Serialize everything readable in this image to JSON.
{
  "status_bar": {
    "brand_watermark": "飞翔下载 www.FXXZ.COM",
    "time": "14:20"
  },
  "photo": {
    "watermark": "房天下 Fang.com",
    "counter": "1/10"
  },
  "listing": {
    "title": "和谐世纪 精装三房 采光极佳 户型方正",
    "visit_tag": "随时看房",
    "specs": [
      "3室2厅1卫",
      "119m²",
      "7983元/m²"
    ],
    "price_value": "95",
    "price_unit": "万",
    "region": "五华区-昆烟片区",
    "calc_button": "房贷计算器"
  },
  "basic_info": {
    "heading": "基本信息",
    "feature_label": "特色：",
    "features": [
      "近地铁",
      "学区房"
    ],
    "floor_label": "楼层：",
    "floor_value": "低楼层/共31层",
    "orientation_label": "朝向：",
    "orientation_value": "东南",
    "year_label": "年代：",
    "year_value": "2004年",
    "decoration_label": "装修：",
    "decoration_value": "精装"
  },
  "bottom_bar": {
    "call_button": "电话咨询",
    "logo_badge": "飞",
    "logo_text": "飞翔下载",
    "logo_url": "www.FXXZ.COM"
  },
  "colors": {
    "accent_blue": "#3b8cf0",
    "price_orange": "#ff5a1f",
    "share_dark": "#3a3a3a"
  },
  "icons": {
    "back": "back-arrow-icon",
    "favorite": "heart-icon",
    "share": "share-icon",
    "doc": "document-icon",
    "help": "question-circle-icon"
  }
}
----
-- Exercise directions --
Go through the records. Copy each line where "FXXZ" appears.

-- Task response --
    "brand_watermark": "飞翔下载 www.FXXZ.COM",
    "logo_url": "www.FXXZ.COM"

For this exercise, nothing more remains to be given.